* [Stated goal]: Filter the listing below, copying every line in which the word "title" appears.
● ● ●
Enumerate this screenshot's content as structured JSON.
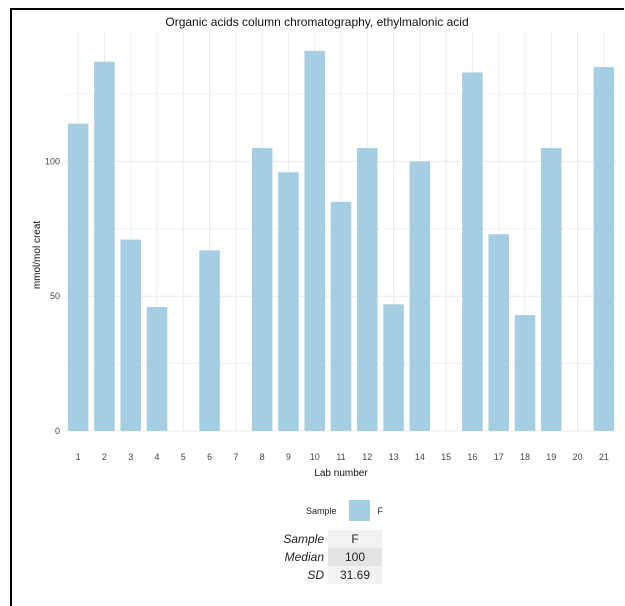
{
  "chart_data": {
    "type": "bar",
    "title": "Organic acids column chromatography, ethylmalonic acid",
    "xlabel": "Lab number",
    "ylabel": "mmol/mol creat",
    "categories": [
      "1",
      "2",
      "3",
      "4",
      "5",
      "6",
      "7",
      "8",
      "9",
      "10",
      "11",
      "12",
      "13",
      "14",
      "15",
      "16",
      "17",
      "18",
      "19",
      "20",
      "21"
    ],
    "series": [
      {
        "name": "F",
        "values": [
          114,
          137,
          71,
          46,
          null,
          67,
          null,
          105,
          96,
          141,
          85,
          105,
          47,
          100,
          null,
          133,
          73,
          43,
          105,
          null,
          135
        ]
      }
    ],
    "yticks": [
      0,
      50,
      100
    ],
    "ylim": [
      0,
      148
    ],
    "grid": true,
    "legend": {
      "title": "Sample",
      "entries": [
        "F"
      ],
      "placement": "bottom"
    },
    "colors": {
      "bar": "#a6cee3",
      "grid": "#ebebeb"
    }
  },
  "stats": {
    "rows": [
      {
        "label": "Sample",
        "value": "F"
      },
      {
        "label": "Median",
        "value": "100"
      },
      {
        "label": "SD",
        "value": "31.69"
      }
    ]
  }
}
● ● ●
* [Finished exercise]:
    "title": "Organic acids column chromatography, ethylmalonic acid",
      "title": "Sample",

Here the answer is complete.